━━━ SOURCE RECORDS ━━━

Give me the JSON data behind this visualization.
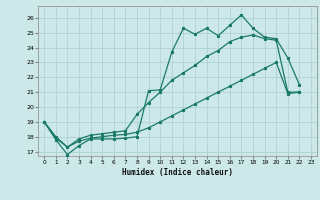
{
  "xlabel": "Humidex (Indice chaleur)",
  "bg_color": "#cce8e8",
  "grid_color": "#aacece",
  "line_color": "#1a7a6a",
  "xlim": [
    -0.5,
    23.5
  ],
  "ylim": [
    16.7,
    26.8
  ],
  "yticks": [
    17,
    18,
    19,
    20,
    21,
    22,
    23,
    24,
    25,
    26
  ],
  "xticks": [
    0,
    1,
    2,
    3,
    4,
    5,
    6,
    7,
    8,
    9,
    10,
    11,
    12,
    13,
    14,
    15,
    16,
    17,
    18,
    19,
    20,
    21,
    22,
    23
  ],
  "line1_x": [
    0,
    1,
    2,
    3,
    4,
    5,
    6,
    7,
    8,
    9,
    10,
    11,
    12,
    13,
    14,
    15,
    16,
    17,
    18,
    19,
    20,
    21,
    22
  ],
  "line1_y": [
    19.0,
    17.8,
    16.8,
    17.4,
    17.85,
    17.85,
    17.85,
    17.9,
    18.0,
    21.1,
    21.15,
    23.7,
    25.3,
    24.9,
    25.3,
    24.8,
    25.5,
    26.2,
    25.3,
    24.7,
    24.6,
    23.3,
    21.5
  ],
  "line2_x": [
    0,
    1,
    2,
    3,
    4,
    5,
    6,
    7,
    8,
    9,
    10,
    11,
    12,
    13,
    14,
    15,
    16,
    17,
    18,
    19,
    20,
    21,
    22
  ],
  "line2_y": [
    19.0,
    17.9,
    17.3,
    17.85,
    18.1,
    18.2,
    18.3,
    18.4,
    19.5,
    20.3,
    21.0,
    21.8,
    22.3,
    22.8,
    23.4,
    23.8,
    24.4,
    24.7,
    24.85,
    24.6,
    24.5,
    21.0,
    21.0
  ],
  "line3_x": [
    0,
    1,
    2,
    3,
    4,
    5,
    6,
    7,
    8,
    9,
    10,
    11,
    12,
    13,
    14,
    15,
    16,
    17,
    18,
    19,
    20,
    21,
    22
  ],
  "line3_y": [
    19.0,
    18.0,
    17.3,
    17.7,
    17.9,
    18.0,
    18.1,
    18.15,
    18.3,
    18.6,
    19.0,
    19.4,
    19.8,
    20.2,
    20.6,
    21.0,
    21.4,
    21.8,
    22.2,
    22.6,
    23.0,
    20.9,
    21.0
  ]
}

━━━
━━━ SOURCE RECORDS ━━━

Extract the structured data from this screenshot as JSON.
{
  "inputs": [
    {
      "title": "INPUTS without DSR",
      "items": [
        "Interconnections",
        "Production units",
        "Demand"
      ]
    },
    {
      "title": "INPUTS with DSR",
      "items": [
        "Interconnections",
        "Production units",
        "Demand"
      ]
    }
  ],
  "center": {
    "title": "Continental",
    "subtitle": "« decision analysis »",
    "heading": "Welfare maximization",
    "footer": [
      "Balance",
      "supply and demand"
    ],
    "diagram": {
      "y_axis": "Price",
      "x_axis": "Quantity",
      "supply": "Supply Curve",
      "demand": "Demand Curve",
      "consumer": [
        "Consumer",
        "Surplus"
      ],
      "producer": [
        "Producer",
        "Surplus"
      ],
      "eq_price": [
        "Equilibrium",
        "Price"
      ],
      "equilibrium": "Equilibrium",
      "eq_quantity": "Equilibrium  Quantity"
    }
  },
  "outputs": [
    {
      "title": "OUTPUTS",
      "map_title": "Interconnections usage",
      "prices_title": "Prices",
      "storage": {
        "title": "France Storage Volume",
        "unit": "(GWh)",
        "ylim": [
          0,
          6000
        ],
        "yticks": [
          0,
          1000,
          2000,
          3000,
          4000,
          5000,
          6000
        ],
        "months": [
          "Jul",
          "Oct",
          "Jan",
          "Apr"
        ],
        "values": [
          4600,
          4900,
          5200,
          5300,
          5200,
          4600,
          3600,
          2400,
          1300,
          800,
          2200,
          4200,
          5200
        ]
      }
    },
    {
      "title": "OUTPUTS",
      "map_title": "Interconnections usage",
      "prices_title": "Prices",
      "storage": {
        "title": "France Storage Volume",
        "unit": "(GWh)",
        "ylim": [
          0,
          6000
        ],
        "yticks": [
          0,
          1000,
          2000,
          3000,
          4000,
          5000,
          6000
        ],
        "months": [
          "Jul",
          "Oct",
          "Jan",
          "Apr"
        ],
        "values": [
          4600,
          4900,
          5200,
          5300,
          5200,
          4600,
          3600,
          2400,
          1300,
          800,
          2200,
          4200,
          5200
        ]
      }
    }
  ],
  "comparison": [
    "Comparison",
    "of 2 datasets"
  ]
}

━━━

AIM:
Find the string "Curve" in the entries above and return each line that holds it.

CORRECT OUTPUT:
      "supply": "Supply Curve",
      "demand": "Demand Curve",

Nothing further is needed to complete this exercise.